[Records from a dataset]
** Start **

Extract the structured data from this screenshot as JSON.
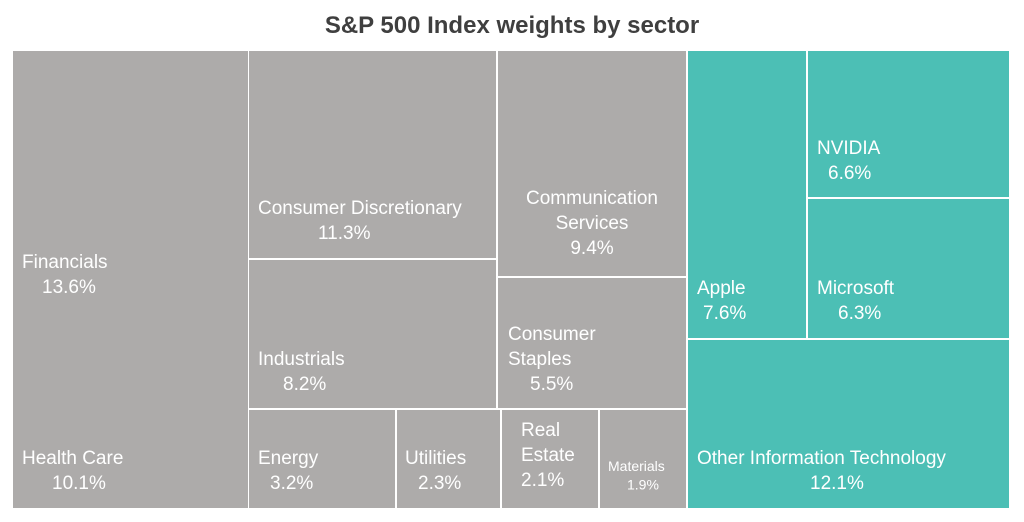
{
  "chart_data": {
    "type": "treemap",
    "title": "S&P 500 Index weights by sector",
    "colors": {
      "sector": "#adabaa",
      "tech": "#4cbfb5",
      "border": "#ffffff"
    },
    "cells": [
      {
        "name": "Financials",
        "lines": [
          "Financials"
        ],
        "value": "13.6%",
        "group": "sector"
      },
      {
        "name": "Health Care",
        "lines": [
          "Health Care"
        ],
        "value": "10.1%",
        "group": "sector"
      },
      {
        "name": "Consumer Discretionary",
        "lines": [
          "Consumer Discretionary"
        ],
        "value": "11.3%",
        "group": "sector"
      },
      {
        "name": "Industrials",
        "lines": [
          "Industrials"
        ],
        "value": "8.2%",
        "group": "sector"
      },
      {
        "name": "Communication Services",
        "lines": [
          "Communication",
          "Services"
        ],
        "value": "9.4%",
        "group": "sector"
      },
      {
        "name": "Consumer Staples",
        "lines": [
          "Consumer",
          "Staples"
        ],
        "value": "5.5%",
        "group": "sector"
      },
      {
        "name": "Energy",
        "lines": [
          "Energy"
        ],
        "value": "3.2%",
        "group": "sector"
      },
      {
        "name": "Utilities",
        "lines": [
          "Utilities"
        ],
        "value": "2.3%",
        "group": "sector"
      },
      {
        "name": "Real Estate",
        "lines": [
          "Real",
          "Estate"
        ],
        "value": "2.1%",
        "group": "sector"
      },
      {
        "name": "Materials",
        "lines": [
          "Materials"
        ],
        "value": "1.9%",
        "group": "sector"
      },
      {
        "name": "Apple",
        "lines": [
          "Apple"
        ],
        "value": "7.6%",
        "group": "tech"
      },
      {
        "name": "NVIDIA",
        "lines": [
          "NVIDIA"
        ],
        "value": "6.6%",
        "group": "tech"
      },
      {
        "name": "Microsoft",
        "lines": [
          "Microsoft"
        ],
        "value": "6.3%",
        "group": "tech"
      },
      {
        "name": "Other Information Technology",
        "lines": [
          "Other Information Technology"
        ],
        "value": "12.1%",
        "group": "tech"
      }
    ]
  }
}
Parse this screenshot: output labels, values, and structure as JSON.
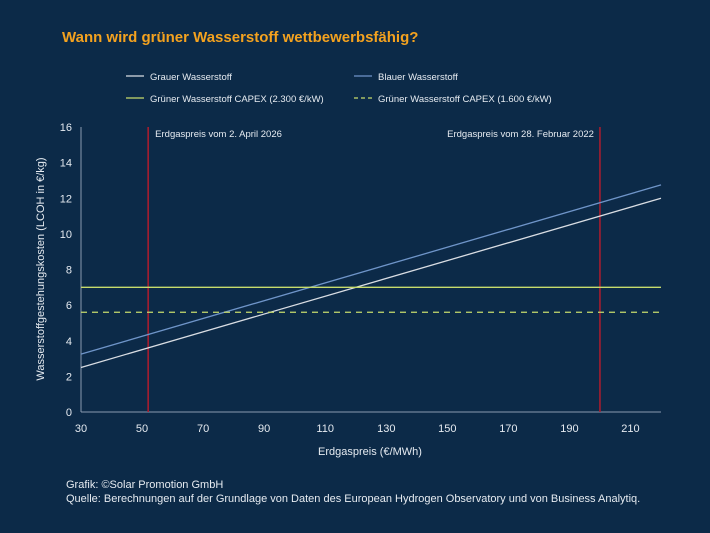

** End **

(Written exercise) From the entries above, return each line with the word "this" in it.

(Response to the task)
Extract the structured data from this screenshot as JSON.
Parse this screenshot: output labels, values, and structure as JSON.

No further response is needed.